==== Data shown ====

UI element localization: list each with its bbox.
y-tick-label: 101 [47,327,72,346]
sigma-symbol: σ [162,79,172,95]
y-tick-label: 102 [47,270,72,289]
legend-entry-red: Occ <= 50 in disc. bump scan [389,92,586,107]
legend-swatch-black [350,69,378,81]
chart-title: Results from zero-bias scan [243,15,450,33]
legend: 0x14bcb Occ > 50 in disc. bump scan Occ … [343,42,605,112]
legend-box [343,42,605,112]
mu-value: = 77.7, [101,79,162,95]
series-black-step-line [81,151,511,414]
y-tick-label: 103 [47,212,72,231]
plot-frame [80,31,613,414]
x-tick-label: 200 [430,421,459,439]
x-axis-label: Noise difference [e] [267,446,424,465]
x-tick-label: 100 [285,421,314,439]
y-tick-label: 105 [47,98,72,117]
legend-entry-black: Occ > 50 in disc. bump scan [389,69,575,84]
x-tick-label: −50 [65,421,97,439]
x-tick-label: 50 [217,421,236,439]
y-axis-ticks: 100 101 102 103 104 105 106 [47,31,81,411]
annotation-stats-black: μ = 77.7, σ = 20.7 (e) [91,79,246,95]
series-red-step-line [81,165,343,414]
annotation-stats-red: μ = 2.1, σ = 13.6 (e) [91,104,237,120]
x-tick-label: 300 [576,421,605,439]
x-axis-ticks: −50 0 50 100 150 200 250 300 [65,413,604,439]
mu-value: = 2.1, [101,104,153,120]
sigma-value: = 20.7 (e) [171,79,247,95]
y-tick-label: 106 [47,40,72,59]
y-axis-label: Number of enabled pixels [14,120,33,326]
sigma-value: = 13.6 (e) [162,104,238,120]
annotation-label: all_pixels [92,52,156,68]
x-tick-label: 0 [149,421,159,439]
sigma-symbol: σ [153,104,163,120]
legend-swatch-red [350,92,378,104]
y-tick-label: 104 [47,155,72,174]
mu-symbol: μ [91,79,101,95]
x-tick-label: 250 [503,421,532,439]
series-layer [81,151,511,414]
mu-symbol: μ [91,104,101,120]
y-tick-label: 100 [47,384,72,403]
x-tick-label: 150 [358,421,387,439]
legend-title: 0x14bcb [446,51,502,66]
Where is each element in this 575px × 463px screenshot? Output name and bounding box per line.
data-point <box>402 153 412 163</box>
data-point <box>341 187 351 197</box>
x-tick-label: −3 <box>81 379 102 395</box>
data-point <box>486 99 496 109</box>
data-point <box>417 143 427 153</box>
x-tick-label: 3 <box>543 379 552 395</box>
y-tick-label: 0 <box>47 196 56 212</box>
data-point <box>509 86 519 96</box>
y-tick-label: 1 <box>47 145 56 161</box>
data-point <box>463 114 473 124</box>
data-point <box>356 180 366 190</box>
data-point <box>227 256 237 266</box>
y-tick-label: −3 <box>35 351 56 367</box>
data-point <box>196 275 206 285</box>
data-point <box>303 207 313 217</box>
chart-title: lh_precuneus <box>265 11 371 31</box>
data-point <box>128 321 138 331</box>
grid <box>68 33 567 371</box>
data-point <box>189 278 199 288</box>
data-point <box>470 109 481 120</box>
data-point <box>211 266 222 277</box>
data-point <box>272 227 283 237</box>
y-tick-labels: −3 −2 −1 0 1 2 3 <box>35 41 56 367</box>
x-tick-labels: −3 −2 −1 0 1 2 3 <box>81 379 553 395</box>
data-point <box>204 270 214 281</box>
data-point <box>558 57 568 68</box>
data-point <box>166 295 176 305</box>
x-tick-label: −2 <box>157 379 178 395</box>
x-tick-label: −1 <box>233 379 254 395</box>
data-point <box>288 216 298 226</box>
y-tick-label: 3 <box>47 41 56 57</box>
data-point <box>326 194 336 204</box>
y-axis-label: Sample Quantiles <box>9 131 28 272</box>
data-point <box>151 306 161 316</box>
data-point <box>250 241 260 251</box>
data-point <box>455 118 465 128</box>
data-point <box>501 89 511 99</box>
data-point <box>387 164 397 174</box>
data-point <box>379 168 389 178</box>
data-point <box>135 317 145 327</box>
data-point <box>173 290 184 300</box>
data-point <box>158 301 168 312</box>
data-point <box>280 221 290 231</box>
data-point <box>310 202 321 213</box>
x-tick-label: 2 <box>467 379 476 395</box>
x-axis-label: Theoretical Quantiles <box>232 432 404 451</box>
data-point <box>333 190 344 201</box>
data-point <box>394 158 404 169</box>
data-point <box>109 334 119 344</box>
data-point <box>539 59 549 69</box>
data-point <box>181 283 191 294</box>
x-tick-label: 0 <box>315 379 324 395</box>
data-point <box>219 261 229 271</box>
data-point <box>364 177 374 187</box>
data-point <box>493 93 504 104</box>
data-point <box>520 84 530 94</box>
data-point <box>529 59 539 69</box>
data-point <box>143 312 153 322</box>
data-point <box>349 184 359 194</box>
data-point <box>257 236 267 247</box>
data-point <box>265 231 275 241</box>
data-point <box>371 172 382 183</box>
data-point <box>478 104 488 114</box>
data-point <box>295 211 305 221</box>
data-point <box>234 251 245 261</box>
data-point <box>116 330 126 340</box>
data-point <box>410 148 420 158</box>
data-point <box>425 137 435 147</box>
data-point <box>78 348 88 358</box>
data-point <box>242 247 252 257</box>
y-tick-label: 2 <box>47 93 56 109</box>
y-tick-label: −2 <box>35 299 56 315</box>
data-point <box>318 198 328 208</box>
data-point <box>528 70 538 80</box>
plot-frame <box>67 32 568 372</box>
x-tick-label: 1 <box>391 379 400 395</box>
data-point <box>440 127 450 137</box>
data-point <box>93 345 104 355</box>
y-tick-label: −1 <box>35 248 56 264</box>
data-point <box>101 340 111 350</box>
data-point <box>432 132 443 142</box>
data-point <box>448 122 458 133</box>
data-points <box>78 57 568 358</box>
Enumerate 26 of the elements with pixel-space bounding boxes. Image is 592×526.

====
==== Data shown ====

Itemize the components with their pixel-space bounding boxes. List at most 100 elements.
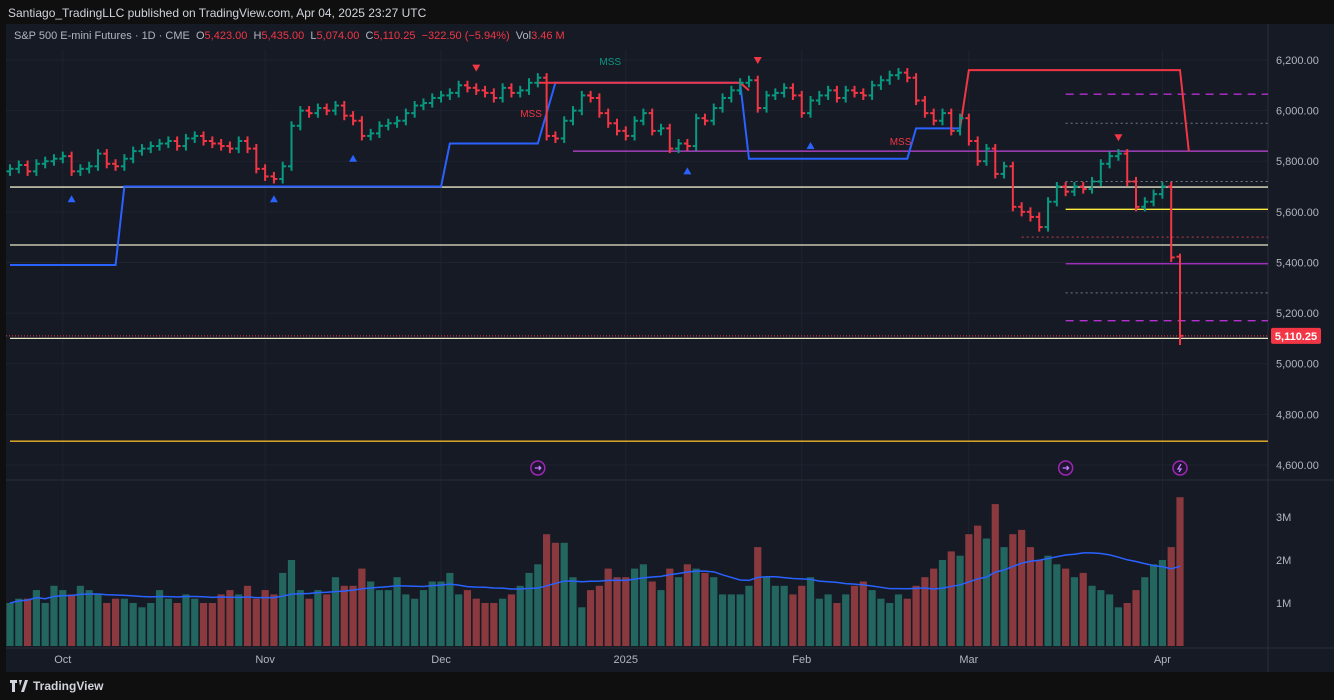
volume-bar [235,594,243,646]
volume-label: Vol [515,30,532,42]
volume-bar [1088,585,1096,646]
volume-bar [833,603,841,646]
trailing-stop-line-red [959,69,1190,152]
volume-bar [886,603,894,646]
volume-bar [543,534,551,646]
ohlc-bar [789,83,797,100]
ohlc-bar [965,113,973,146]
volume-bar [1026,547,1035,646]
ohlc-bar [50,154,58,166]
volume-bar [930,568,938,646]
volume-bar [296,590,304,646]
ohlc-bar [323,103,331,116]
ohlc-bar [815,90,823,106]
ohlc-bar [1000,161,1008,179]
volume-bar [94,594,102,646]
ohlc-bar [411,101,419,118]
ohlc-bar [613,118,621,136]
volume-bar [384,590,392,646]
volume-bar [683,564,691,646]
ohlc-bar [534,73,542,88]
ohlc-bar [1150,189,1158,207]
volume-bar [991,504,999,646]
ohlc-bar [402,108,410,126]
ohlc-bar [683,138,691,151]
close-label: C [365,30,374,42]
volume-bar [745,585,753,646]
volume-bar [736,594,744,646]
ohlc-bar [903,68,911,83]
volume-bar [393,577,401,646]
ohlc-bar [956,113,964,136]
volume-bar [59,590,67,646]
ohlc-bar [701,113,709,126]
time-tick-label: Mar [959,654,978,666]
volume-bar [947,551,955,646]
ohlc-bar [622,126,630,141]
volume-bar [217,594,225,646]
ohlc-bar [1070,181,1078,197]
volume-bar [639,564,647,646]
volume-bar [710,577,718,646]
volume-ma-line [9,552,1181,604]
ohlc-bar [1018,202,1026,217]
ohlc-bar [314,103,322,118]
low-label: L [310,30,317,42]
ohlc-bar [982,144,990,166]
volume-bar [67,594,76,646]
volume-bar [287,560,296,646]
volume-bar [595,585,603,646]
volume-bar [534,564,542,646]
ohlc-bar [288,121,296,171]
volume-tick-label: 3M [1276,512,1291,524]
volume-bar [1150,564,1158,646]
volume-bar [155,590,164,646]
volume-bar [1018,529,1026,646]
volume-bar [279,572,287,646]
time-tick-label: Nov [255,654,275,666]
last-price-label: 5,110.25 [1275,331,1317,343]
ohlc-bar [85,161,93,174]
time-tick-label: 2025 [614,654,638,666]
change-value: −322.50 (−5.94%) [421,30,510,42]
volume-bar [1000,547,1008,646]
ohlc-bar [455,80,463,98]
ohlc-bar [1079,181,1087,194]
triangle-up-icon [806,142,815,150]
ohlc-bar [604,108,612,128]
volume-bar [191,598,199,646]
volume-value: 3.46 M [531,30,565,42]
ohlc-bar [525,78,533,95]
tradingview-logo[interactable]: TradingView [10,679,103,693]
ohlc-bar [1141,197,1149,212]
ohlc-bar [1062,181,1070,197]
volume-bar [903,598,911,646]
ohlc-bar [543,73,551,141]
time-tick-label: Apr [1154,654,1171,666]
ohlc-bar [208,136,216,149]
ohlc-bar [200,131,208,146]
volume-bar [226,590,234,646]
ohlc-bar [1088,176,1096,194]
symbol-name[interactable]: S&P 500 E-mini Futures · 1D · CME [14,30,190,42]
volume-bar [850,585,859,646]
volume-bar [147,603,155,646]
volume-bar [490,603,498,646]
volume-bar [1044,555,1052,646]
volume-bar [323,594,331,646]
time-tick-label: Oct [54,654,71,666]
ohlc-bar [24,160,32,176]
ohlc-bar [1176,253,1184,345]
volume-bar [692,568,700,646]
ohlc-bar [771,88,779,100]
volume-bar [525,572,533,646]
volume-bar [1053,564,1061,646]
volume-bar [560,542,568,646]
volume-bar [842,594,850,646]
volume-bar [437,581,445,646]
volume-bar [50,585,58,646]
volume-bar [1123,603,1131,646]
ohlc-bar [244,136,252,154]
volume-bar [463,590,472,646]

====
==== Data shown ====

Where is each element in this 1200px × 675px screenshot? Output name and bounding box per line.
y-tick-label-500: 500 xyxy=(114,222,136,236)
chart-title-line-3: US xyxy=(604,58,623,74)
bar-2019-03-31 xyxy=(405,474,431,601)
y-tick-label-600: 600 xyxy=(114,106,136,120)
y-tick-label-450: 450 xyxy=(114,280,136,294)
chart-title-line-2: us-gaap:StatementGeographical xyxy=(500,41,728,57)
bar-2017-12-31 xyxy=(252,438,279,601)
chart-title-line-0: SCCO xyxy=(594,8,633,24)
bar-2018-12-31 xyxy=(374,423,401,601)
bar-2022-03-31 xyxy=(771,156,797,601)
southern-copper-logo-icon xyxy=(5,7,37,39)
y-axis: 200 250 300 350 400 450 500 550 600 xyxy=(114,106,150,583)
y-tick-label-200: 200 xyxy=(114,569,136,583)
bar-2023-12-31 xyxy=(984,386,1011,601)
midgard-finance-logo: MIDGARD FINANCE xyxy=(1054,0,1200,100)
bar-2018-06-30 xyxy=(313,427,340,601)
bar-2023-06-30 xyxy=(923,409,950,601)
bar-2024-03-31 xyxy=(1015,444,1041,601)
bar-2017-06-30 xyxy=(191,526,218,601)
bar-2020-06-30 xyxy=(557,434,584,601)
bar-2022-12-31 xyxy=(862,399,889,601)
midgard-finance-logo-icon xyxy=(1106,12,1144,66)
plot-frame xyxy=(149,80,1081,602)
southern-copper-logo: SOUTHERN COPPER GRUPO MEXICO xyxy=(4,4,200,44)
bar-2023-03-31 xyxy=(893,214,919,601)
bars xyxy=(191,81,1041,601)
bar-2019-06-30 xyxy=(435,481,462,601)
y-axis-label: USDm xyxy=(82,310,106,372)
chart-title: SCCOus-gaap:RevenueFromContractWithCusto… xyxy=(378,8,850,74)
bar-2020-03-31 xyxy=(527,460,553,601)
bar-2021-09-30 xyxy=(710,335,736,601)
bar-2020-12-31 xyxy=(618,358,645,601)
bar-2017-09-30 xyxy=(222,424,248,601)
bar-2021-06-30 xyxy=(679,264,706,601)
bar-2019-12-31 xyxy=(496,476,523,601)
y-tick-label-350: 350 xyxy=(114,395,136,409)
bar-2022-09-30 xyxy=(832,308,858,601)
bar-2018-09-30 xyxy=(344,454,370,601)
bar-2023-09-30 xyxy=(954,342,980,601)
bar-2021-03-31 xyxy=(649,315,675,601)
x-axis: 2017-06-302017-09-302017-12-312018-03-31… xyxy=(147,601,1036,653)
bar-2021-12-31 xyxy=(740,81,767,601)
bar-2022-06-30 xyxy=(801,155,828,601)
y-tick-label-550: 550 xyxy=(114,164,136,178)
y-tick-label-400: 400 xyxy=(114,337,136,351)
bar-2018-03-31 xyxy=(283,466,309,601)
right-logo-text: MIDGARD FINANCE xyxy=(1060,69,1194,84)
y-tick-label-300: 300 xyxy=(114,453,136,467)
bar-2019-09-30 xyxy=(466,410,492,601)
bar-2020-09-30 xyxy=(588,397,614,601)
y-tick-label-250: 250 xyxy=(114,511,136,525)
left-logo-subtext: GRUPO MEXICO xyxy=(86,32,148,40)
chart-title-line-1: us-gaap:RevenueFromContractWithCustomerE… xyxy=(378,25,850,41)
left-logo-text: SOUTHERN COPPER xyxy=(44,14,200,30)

====

Directions for this task =
Rewrite the stretch of records from the line containing "volume-bar [235,594,243,646]" through the line containing "ohlc-bar [1062,181,1070,197]", replacing "ohlc-bar" with "price-bar" and leaving everything else unchanged.

Result of this task =
volume-bar [235,594,243,646]
volume-label: Vol [515,30,532,42]
volume-bar [1088,585,1096,646]
volume-bar [833,603,841,646]
trailing-stop-line-red [959,69,1190,152]
volume-bar [886,603,894,646]
volume-bar [543,534,551,646]
price-bar [789,83,797,100]
price-bar [965,113,973,146]
volume-bar [1026,547,1035,646]
price-bar [50,154,58,166]
volume-bar [930,568,938,646]
volume-bar [296,590,304,646]
price-bar [323,103,331,116]
price-bar [815,90,823,106]
price-bar [1000,161,1008,179]
volume-bar [94,594,102,646]
price-bar [411,101,419,118]
price-bar [613,118,621,136]
volume-bar [384,590,392,646]
volume-bar [683,564,691,646]
price-bar [534,73,542,88]
price-bar [1150,189,1158,207]
volume-bar [991,504,999,646]
price-bar [402,108,410,126]
price-bar [683,138,691,151]
close-label: C [365,30,374,42]
volume-bar [745,585,753,646]
volume-bar [736,594,744,646]
price-bar [903,68,911,83]
volume-bar [393,577,401,646]
price-bar [956,113,964,136]
volume-bar [59,590,67,646]
price-bar [701,113,709,126]
time-tick-label: Mar [959,654,978,666]
volume-bar [947,551,955,646]
price-bar [622,126,630,141]
volume-bar [217,594,225,646]
price-bar [1070,181,1078,197]
volume-bar [639,564,647,646]
volume-bar [710,577,718,646]
volume-ma-line [9,552,1181,604]
price-bar [1018,202,1026,217]
price-bar [314,103,322,118]
low-label: L [310,30,317,42]
price-bar [982,144,990,166]
volume-bar [67,594,76,646]
volume-bar [287,560,296,646]
volume-bar [595,585,603,646]
volume-bar [534,564,542,646]
price-bar [288,121,296,171]
volume-tick-label: 3M [1276,512,1291,524]
volume-bar [1150,564,1158,646]
volume-bar [155,590,164,646]
volume-bar [1018,529,1026,646]
volume-bar [279,572,287,646]
time-tick-label: Nov [255,654,275,666]
last-price-label: 5,110.25 [1275,331,1317,343]
price-bar [85,161,93,174]
time-tick-label: 2025 [614,654,638,666]
change-value: −322.50 (−5.94%) [421,30,510,42]
volume-bar [1000,547,1008,646]
price-bar [455,80,463,98]
price-bar [1079,181,1087,194]
triangle-up-icon [806,142,815,150]
price-bar [604,108,612,128]
volume-bar [191,598,199,646]
volume-value: 3.46 M [531,30,565,42]
price-bar [525,78,533,95]
tradingview-logo[interactable]: TradingView [10,679,103,693]
price-bar [1141,197,1149,212]
price-bar [1062,181,1070,197]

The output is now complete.